EXERCISE DIRECTIONS => Identify the lines containing the word "JSON". Copy each one.
--- begin ---
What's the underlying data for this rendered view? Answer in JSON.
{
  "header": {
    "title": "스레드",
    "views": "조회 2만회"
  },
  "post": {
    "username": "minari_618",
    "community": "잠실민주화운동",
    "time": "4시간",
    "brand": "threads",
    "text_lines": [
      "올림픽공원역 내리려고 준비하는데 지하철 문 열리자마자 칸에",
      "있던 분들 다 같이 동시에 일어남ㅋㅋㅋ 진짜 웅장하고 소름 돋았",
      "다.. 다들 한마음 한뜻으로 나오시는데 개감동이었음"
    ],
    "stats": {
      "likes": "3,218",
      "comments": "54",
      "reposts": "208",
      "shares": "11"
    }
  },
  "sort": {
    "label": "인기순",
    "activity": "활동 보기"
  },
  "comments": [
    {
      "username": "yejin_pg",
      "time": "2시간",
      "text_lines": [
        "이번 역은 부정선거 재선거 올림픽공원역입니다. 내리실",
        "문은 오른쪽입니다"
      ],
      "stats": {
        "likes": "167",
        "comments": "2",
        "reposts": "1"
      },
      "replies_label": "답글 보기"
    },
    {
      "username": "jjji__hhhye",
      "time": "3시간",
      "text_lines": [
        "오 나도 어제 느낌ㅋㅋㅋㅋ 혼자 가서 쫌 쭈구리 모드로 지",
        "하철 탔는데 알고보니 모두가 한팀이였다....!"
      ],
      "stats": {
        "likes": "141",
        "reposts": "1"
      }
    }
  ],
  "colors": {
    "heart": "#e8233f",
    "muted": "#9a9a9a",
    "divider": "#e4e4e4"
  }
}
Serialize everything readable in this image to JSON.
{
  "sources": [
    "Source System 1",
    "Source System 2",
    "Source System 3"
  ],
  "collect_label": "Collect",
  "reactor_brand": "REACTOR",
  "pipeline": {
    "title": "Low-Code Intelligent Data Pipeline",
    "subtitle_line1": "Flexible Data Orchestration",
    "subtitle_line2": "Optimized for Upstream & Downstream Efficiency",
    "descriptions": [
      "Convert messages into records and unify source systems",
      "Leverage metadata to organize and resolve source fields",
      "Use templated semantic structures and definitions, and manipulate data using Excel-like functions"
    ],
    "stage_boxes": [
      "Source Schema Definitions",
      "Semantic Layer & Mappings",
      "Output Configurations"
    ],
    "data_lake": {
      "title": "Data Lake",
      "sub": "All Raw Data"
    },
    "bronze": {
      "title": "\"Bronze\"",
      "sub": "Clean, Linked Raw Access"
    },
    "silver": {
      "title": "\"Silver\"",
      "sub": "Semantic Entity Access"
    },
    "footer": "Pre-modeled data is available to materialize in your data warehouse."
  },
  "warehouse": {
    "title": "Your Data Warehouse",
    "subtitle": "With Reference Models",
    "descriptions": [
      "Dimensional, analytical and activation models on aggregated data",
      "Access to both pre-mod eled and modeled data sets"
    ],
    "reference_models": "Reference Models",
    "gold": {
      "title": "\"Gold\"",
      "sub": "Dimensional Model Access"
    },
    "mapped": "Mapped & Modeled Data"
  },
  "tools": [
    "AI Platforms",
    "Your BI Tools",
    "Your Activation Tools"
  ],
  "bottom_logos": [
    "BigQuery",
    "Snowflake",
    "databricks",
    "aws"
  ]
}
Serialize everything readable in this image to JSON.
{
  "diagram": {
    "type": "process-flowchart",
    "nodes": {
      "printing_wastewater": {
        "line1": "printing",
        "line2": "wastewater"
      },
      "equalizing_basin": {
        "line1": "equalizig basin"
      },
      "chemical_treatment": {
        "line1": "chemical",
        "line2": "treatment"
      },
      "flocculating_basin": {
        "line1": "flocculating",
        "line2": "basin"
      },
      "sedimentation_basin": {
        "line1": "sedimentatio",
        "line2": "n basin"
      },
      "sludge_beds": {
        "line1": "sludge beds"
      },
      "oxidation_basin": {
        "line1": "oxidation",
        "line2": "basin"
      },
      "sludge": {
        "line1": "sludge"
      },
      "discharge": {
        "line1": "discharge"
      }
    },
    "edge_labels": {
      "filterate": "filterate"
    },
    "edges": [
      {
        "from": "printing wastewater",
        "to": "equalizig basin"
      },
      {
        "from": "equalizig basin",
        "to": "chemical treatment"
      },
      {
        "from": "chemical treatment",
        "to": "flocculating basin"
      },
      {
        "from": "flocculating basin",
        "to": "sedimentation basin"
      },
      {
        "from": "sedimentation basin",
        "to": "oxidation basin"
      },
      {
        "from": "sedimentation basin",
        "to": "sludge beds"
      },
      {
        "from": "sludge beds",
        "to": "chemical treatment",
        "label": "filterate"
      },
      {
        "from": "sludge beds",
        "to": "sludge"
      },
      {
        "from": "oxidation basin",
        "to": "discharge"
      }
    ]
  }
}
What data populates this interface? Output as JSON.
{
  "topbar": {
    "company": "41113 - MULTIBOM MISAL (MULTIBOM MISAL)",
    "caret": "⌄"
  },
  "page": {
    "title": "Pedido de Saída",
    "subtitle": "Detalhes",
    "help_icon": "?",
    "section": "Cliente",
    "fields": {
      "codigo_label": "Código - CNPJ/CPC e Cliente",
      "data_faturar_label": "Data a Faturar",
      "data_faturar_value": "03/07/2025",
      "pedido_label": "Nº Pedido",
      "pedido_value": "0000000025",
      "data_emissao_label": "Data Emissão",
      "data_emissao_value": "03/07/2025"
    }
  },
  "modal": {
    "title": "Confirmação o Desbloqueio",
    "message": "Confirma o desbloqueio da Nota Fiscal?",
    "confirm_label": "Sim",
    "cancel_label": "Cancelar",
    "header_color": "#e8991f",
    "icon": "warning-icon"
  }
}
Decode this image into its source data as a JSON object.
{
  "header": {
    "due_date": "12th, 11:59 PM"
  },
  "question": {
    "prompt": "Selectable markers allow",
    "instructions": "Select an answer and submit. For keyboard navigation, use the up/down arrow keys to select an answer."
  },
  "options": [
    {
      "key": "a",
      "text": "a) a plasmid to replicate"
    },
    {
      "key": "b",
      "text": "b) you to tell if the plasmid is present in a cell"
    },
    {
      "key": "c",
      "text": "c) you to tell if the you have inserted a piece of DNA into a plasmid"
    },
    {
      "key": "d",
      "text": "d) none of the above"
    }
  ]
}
--- end ---
ANSWER FOR THE TASK =>
What's the underlying data for this rendered view? Answer in JSON.
Serialize everything readable in this image to JSON.
Serialize everything readable in this image to JSON.
What data populates this interface? Output as JSON.
Decode this image into its source data as a JSON object.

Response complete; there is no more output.